PROBLEMS TO SOLVE |
#1 In the comment on clutch hitting, substitute "slackers" for "lollygaggers" and write out the passage from "If there were" up to and including "just fatigue management.".
#2 Repeat the lines of the records from the line with "Nhiên, 1997) xyxy=(148,807,470,823)" up to and including the line with "question-heading: Viết CTCT", keeping each line unchanged.

TEXT PASSAGE |
+ + +

If there were actually players who were better when it was close than in normal situations the proper term for them would be "lollygaggers". Try hard in the second inning, Mr. Look At Me I'm So Clutch!

In the NBA I'm sure that there are a lot of players who turn it on and play a lot better when it's super-important. But this isn't necessarily clutchness, it's just fatigue management.
   21. villageidiom Posted: August 22, 2019 at 07:44 PM (#5873614)
So, after reading the article, I can only conclude that either high-leverage wRC+ is not an adequate proxy for "clutch", or that high-leverage wRC+ does not have year-to-year correlation in general but doesn't dismiss the notion that some players do, or that the sample size is not large enough to determine, or that clutch isn't a thing. I see the author dismissed the first three and went with the only conclusion that doesn't call the study itself into question. At this point with clutch studies I can only say I'm not surprised.

I mean, really. {no YTY correlation in high-lev wRC+ across the sample, which is what he found} does not mean {nobody in the sample has a YTY skill, which is what he concluded}. Like, if people *cannot* repeat clutch performance, then the [>100,>100] sector of his first chart would be mostly empty. It's not. There are several examples in his sample of repeat positive performance in wRC+. It's right there, he's showing it. What he's concluding is that it doesn't exist, but on the basis that he cannot discern that sector from the others. Well, yeah, Dick Cramer did something similar, and that study was shown to be flawed, and this study isn't doing much more than changing metrics and preserving the flaws. If you can't discern clutch from randomness in this way, then it could be there's no clutch skill, or it could be that the problem was evaluating it "in this way". Like, the high-lev sample for any of the hitters he has in any given year is like 60 PAs, right? (90% is non-high-lev, per TFA.) Have you ever gotten a signal on a sample size of 9N, but no signal on a sample of N? It happens all the time. At a minimum it suggests he needs to add another 9 years of high-lev data to ensure that sample size isn't driving the lack of signal. So maybe high-lev wRC+ will work but the sample is too small. Or still, maybe wRC+ is not how we can identify clutch hitters.

+ + +

EXTRACTED MATERIAL |

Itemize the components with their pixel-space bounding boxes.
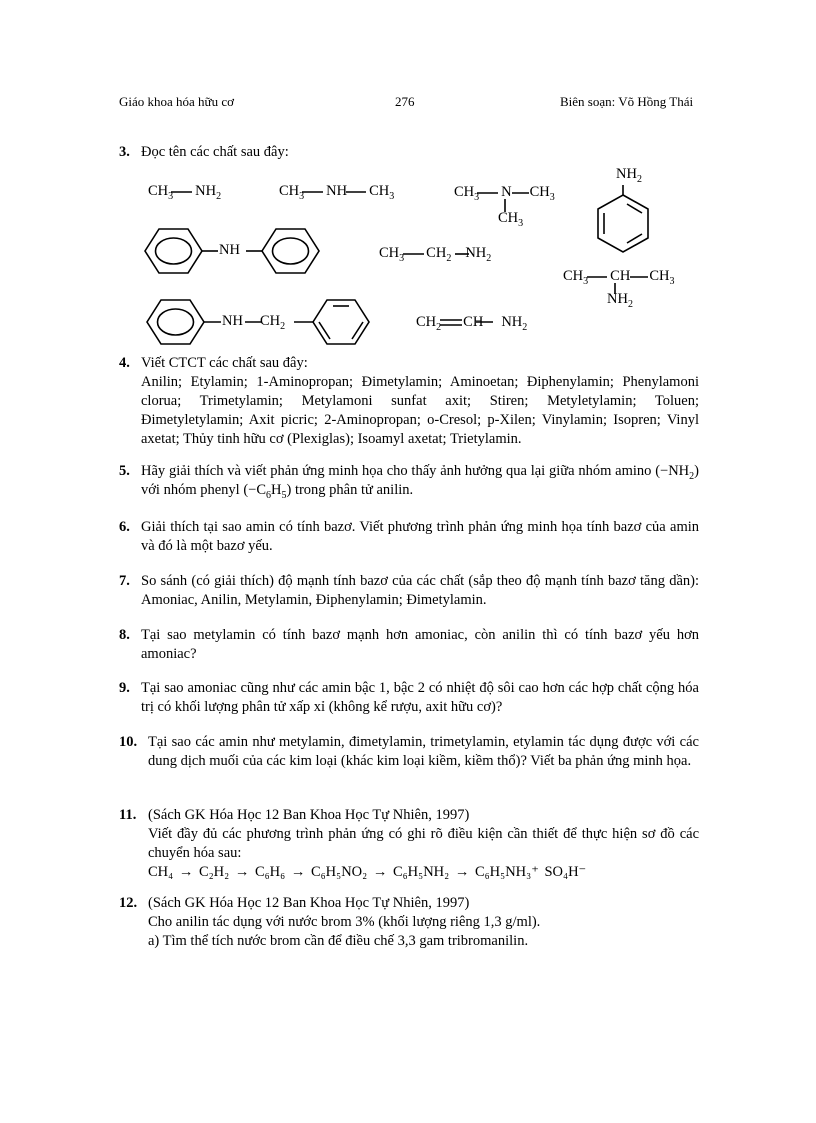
question-source: (Sách GK Hóa Học 12 Ban Khoa Học Tự Nhiên, 1997) xyxy=(148,807,470,823)
formula-trimethylamine: $CH_3$ N $CH_3$ xyxy=(454,184,555,203)
question-number: 3. xyxy=(119,144,130,160)
question-text: Anilin; Etylamin; 1-Aminopropan; Đimetylamin; Aminoetan; Điphenylamin; Phenylamoni clorua; Trimetylamin; Metylamoni sunfat axit; Stiren; Metyletylamin; Toluen; Đimetyletylamin; Axit picric; 2-Aminopropan; o-Cresol; p-Xilen; Vinylamin; Isopren; Vinyl axetat; Thủy tinh hữu cơ (Plexiglas); Isoamyl axetat; Trietylamin. xyxy=(141,374,699,447)
question-number: 12. xyxy=(119,895,138,911)
formula-isopropylamine: $CH_3$ CH $CH_3$ xyxy=(563,268,675,287)
header-left: Giáo khoa hóa hữu cơ xyxy=(119,94,235,109)
question-8 xyxy=(119,626,699,664)
question-heading: Viết CTCT các chất sau đây: xyxy=(141,355,308,371)
question-text: Giải thích tại sao amin có tính bazơ. Viết phương trình phản ứng minh họa tính bazơ của amin và đó là một bazơ yếu. xyxy=(141,519,699,554)
question-12 xyxy=(119,894,699,951)
page-number: 276 xyxy=(395,94,415,109)
formula-ethylamine: $CH_3$ $CH_2$ $NH_2$ xyxy=(379,245,492,264)
formula-dimethylamine: $CH_3$ NH $CH_3$ xyxy=(279,183,395,202)
question-text: Viết đầy đủ các phương trình phản ứng có ghi rõ điều kiện cần thiết để thực hiện sơ đồ các chuyển hóa sau: xyxy=(148,826,699,861)
question-11 xyxy=(119,806,699,882)
reaction-scheme: CH₄ → C₂H₂ → C₆H₆ → C₆H₅NO₂ → C₆H₅NH₂ → C₆H₅NH₃⁺ SO₄H⁻ xyxy=(148,864,587,880)
question-text: Cho anilin tác dụng với nước brom 3% (khối lượng riêng 1,3 g/ml). xyxy=(148,914,541,930)
question-number: 9. xyxy=(119,680,130,696)
question-number: 11. xyxy=(119,807,137,823)
question-text: Đọc tên các chất sau đây: xyxy=(141,144,289,160)
question-text: So sánh (có giải thích) độ mạnh tính bazơ của các chất (sắp theo độ mạnh tính bazơ tăng dần): Amoniac, Anilin, Metylamin, Điphenylamin; Đimetylamin. xyxy=(141,573,699,608)
question-3 xyxy=(119,143,699,162)
question-number: 5. xyxy=(119,463,130,479)
question-7 xyxy=(119,572,699,610)
question-source: (Sách GK Hóa Học 12 Ban Khoa Học Tự Nhiên, 1997) xyxy=(148,895,470,911)
question-10 xyxy=(119,733,699,771)
question-text: Tại sao các amin như metylamin, đimetylamin, trimetylamin, etylamin tác dụng được với các dung dịch muối của các kim loại (khác kim loại kiềm, kiềm thổ)? Viết ba phản ứng minh họa. xyxy=(148,734,699,769)
formula-diphenylamine-nh: NH xyxy=(219,242,240,258)
question-number: 8. xyxy=(119,627,130,643)
question-4 xyxy=(119,354,699,449)
question-text: Tại sao amoniac cũng như các amin bậc 1, bậc 2 có nhiệt độ sôi cao hơn các hợp chất cộng hóa trị có khối lượng phân tử xấp xỉ (không kể rượu, axit hữu cơ)? xyxy=(141,680,699,715)
question-number: 6. xyxy=(119,519,130,535)
formula-isopropylamine-nh2: $NH_2$ xyxy=(607,291,633,310)
formula-vinylamine: $CH_2$ CH $NH_2$ xyxy=(416,314,528,333)
formula-trimethylamine-branch: $CH_3$ xyxy=(498,210,524,229)
question-text: Hãy giải thích và viết phản ứng minh họa cho thấy ảnh hưởng qua lại giữa nhóm amino $(-NH_2)$ với nhóm phenyl $(-C_6H_5)$ trong phân tử anilin. xyxy=(141,463,699,501)
formula-benzylaniline: NH $CH_2$ xyxy=(222,313,286,332)
question-part-a: a) Tìm thể tích nước brom cần để điều chế 3,3 gam tribromanilin. xyxy=(148,933,529,949)
question-5 xyxy=(119,462,699,500)
question-number: 7. xyxy=(119,573,130,589)
question-6 xyxy=(119,518,699,556)
formula-aniline-nh2: $NH_2$ xyxy=(616,166,642,185)
question-9 xyxy=(119,679,699,717)
question-number: 4. xyxy=(119,355,130,371)
header-right: Biên soạn: Võ Hồng Thái xyxy=(560,94,694,109)
formula-methylamine: $CH_3$ $NH_2$ xyxy=(148,183,222,202)
question-number: 10. xyxy=(119,734,138,750)
question-text: Tại sao metylamin có tính bazơ mạnh hơn amoniac, còn anilin thì có tính bazơ yếu hơn amoniac? xyxy=(141,627,699,662)
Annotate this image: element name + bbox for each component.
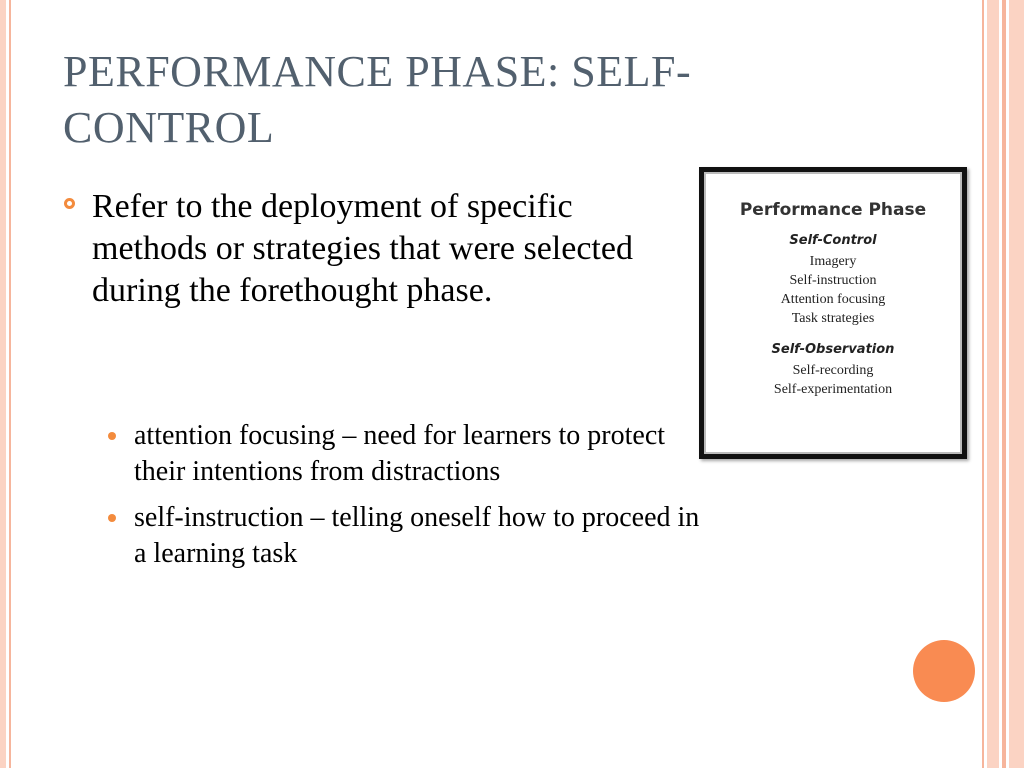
- figure-section-title: Self-Control: [789, 233, 877, 248]
- ring-bullet-icon: [64, 198, 75, 209]
- figure-item: Attention focusing: [780, 292, 886, 307]
- figure-heading: Performance Phase: [739, 200, 927, 220]
- figure-item: Imagery: [809, 254, 857, 269]
- performance-phase-figure: [699, 167, 967, 459]
- right-border-line-2: [1002, 0, 1006, 768]
- figure-item: Self-experimentation: [773, 382, 893, 397]
- sub-bullet-list: [108, 418, 708, 582]
- left-border-stripe: [0, 0, 6, 768]
- sub-bullet-item: [108, 418, 708, 490]
- dot-bullet-icon: [108, 432, 116, 440]
- sub-bullet-text: self-instruction – telling oneself how to proceed in a learning task: [134, 502, 700, 569]
- sub-bullet-text: attention focusing – need for learners to protect their intentions from distractions: [134, 420, 666, 487]
- figure-item: Self-recording: [792, 363, 874, 378]
- dot-bullet-icon: [108, 514, 116, 522]
- right-border-stripe-1: [987, 0, 999, 768]
- figure-item: Task strategies: [791, 311, 875, 326]
- figure-item: Self-instruction: [789, 273, 877, 288]
- figure-section-title: Self-Observation: [771, 342, 895, 357]
- right-border-stripe-2: [1009, 0, 1024, 768]
- sub-bullet-item: [108, 500, 708, 572]
- slide-title: PERFORMANCE PHASE: SELF-CONTROL: [63, 47, 692, 152]
- left-border-line: [9, 0, 11, 768]
- main-bullet: [64, 186, 654, 312]
- right-border-line-1: [982, 0, 984, 768]
- decorative-circle: [913, 640, 975, 702]
- main-bullet-text: Refer to the deployment of specific methods or strategies that were selected during the forethought phase.: [92, 188, 633, 309]
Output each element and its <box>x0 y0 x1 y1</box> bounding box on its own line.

+ + +

RESPONSES TO THE EXERCISE |
#1
If there were actually players who were better when it was close than in normal situations the proper term for them would be "slackers". Try hard in the second inning, Mr. Look At Me I'm So Clutch!

In the NBA I'm sure that there are a lot of players who turn it on and play a lot better when it's super-important. But this isn't necessarily clutchness, it's just fatigue management.

#2
question-source: (Sách GK Hóa Học 12 Ban Khoa Học Tự Nhiên, 1997) xyxy=(148,807,470,823)
formula-trimethylamine: $CH_3$ N $CH_3$ xyxy=(454,184,555,203)
question-number: 3. xyxy=(119,144,130,160)
question-text: Anilin; Etylamin; 1-Aminopropan; Đimetylamin; Aminoetan; Điphenylamin; Phenylamoni clorua; Trimetylamin; Metylamoni sunfat axit; Stiren; Metyletylamin; Toluen; Đimetyletylamin; Axit picric; 2-Aminopropan; o-Cresol; p-Xilen; Vinylamin; Isopren; Vinyl axetat; Thủy tinh hữu cơ (Plexiglas); Isoamyl axetat; Trietylamin. xyxy=(141,374,699,447)
question-number: 12. xyxy=(119,895,138,911)
formula-isopropylamine: $CH_3$ CH $CH_3$ xyxy=(563,268,675,287)
header-left: Giáo khoa hóa hữu cơ xyxy=(119,94,235,109)
question-8 xyxy=(119,626,699,664)
question-heading: Viết CTCT các chất sau đây: xyxy=(141,355,308,371)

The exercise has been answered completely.